» **Goal of the exercise**:
The records that follow are to be repeated exactly, with the pictures removed.

[Dataset records]
▼

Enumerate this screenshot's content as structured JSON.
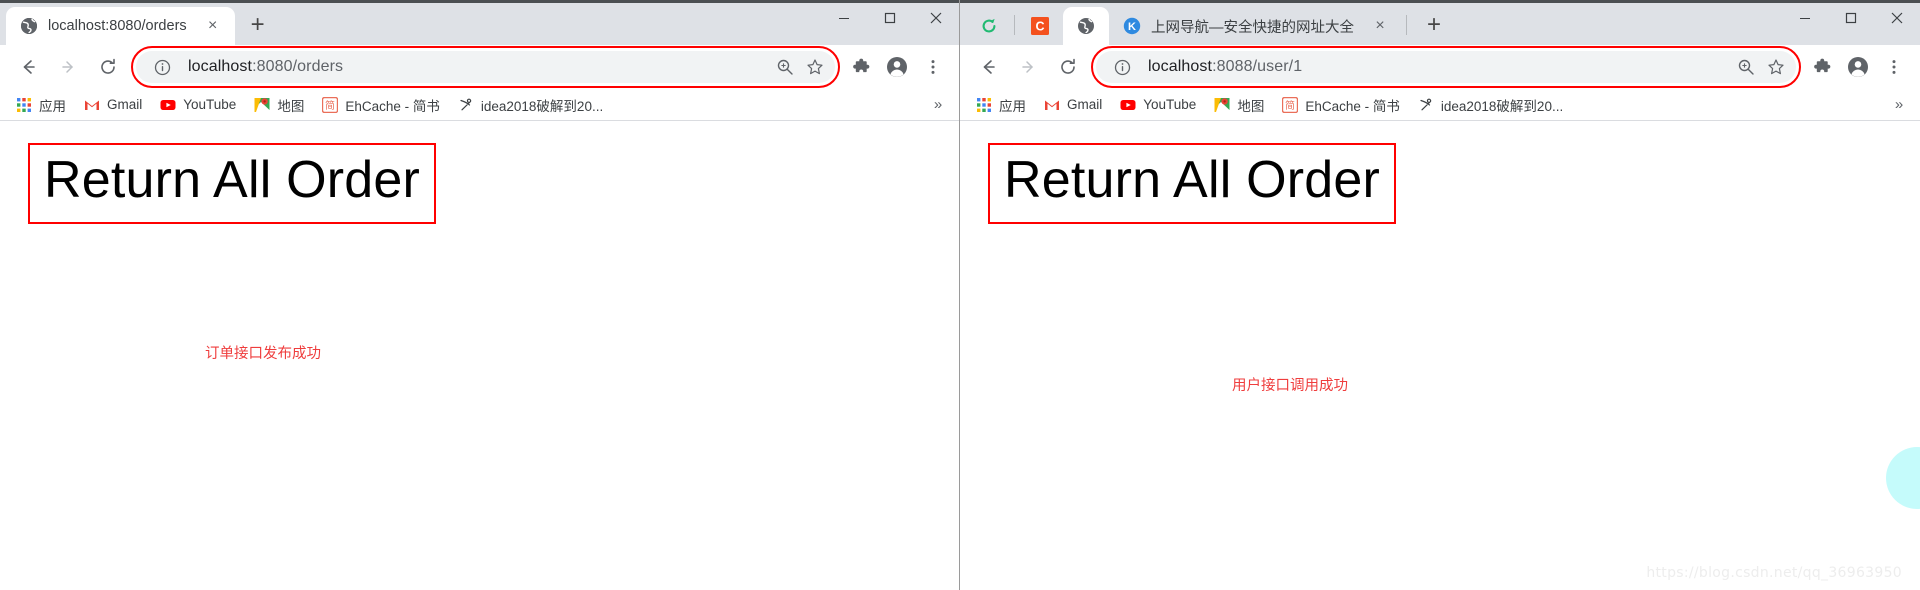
{
  "watermark": "https://blog.csdn.net/qq_36963950",
  "left_window": {
    "tabs": [
      {
        "label": "localhost:8080/orders",
        "favicon": "globe-icon",
        "active": true
      }
    ],
    "new_tab_label": "+",
    "close_tab_label": "×",
    "window_controls": {
      "minimize": "—",
      "maximize": "□",
      "close": "×"
    },
    "toolbar": {
      "back": "back-arrow",
      "forward": "forward-arrow",
      "reload": "reload-arrow",
      "info_icon": "info-circle-icon",
      "url_scheme": "localhost",
      "url_port": ":8080",
      "url_path": "/orders",
      "url_full": "localhost:8080/orders",
      "zoom_icon": "zoom-magnifier-icon",
      "star_icon": "bookmark-star-icon",
      "extensions_icon": "puzzle-piece-icon",
      "profile_icon": "profile-avatar-icon",
      "menu_icon": "three-dot-menu-icon"
    },
    "bookmarks": [
      {
        "label": "应用",
        "icon": "apps-grid-icon"
      },
      {
        "label": "Gmail",
        "icon": "gmail-icon"
      },
      {
        "label": "YouTube",
        "icon": "youtube-icon"
      },
      {
        "label": "地图",
        "icon": "maps-icon"
      },
      {
        "label": "EhCache - 简书",
        "icon": "jianshu-icon"
      },
      {
        "label": "idea2018破解到20...",
        "icon": "anchor-icon"
      }
    ],
    "bookmarks_overflow": "»",
    "page": {
      "heading": "Return All Order",
      "note": "订单接口发布成功"
    }
  },
  "right_window": {
    "pinned_tabs": [
      {
        "label": "",
        "favicon": "green-refresh-icon"
      },
      {
        "label": "",
        "favicon": "c-orange-icon"
      },
      {
        "label": "",
        "favicon": "globe-icon"
      }
    ],
    "tabs": [
      {
        "label": "上网导航—安全快捷的网址大全",
        "favicon": "kuaisou-blue-icon",
        "active": true
      }
    ],
    "new_tab_label": "+",
    "close_tab_label": "×",
    "window_controls": {
      "minimize": "—",
      "maximize": "□",
      "close": "×"
    },
    "toolbar": {
      "back": "back-arrow",
      "forward": "forward-arrow",
      "reload": "reload-arrow",
      "info_icon": "info-circle-icon",
      "url_scheme": "localhost",
      "url_port": ":8088",
      "url_path": "/user/1",
      "url_full": "localhost:8088/user/1",
      "zoom_icon": "zoom-magnifier-icon",
      "star_icon": "bookmark-star-icon",
      "extensions_icon": "puzzle-piece-icon",
      "profile_icon": "profile-avatar-icon",
      "menu_icon": "three-dot-menu-icon"
    },
    "bookmarks": [
      {
        "label": "应用",
        "icon": "apps-grid-icon"
      },
      {
        "label": "Gmail",
        "icon": "gmail-icon"
      },
      {
        "label": "YouTube",
        "icon": "youtube-icon"
      },
      {
        "label": "地图",
        "icon": "maps-icon"
      },
      {
        "label": "EhCache - 简书",
        "icon": "jianshu-icon"
      },
      {
        "label": "idea2018破解到20...",
        "icon": "anchor-icon"
      }
    ],
    "bookmarks_overflow": "»",
    "page": {
      "heading": "Return All Order",
      "note": "用户接口调用成功"
    }
  },
  "colors": {
    "highlight_red": "#ff0000",
    "note_red": "#ef3d3d",
    "tabstrip_bg": "#dee1e6",
    "omnibox_bg": "#f1f3f4",
    "cyan_blob": "#c5fbfb"
  }
}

▲

» **Final result**:
Enumerate this screenshot's content as structured JSON.
{
  "watermark": "https://blog.csdn.net/qq_36963950",
  "left_window": {
    "tabs": [
      {
        "label": "localhost:8080/orders",
        "favicon": "globe-icon",
        "active": true
      }
    ],
    "new_tab_label": "+",
    "close_tab_label": "×",
    "window_controls": {
      "minimize": "—",
      "maximize": "□",
      "close": "×"
    },
    "toolbar": {
      "back": "back-arrow",
      "forward": "forward-arrow",
      "reload": "reload-arrow",
      "info_icon": "info-circle-icon",
      "url_scheme": "localhost",
      "url_port": ":8080",
      "url_path": "/orders",
      "url_full": "localhost:8080/orders",
      "zoom_icon": "zoom-magnifier-icon",
      "star_icon": "bookmark-star-icon",
      "extensions_icon": "puzzle-piece-icon",
      "profile_icon": "profile-avatar-icon",
      "menu_icon": "three-dot-menu-icon"
    },
    "bookmarks": [
      {
        "label": "应用",
        "icon": "apps-grid-icon"
      },
      {
        "label": "Gmail",
        "icon": "gmail-icon"
      },
      {
        "label": "YouTube",
        "icon": "youtube-icon"
      },
      {
        "label": "地图",
        "icon": "maps-icon"
      },
      {
        "label": "EhCache - 简书",
        "icon": "jianshu-icon"
      },
      {
        "label": "idea2018破解到20...",
        "icon": "anchor-icon"
      }
    ],
    "bookmarks_overflow": "»",
    "page": {
      "heading": "Return All Order",
      "note": "订单接口发布成功"
    }
  },
  "right_window": {
    "pinned_tabs": [
      {
        "label": "",
        "favicon": "green-refresh-icon"
      },
      {
        "label": "",
        "favicon": "c-orange-icon"
      },
      {
        "label": "",
        "favicon": "globe-icon"
      }
    ],
    "tabs": [
      {
        "label": "上网导航—安全快捷的网址大全",
        "favicon": "kuaisou-blue-icon",
        "active": true
      }
    ],
    "new_tab_label": "+",
    "close_tab_label": "×",
    "window_controls": {
      "minimize": "—",
      "maximize": "□",
      "close": "×"
    },
    "toolbar": {
      "back": "back-arrow",
      "forward": "forward-arrow",
      "reload": "reload-arrow",
      "info_icon": "info-circle-icon",
      "url_scheme": "localhost",
      "url_port": ":8088",
      "url_path": "/user/1",
      "url_full": "localhost:8088/user/1",
      "zoom_icon": "zoom-magnifier-icon",
      "star_icon": "bookmark-star-icon",
      "extensions_icon": "puzzle-piece-icon",
      "profile_icon": "profile-avatar-icon",
      "menu_icon": "three-dot-menu-icon"
    },
    "bookmarks": [
      {
        "label": "应用",
        "icon": "apps-grid-icon"
      },
      {
        "label": "Gmail",
        "icon": "gmail-icon"
      },
      {
        "label": "YouTube",
        "icon": "youtube-icon"
      },
      {
        "label": "地图",
        "icon": "maps-icon"
      },
      {
        "label": "EhCache - 简书",
        "icon": "jianshu-icon"
      },
      {
        "label": "idea2018破解到20...",
        "icon": "anchor-icon"
      }
    ],
    "bookmarks_overflow": "»",
    "page": {
      "heading": "Return All Order",
      "note": "用户接口调用成功"
    }
  },
  "colors": {
    "highlight_red": "#ff0000",
    "note_red": "#ef3d3d",
    "tabstrip_bg": "#dee1e6",
    "omnibox_bg": "#f1f3f4",
    "cyan_blob": "#c5fbfb"
  }
}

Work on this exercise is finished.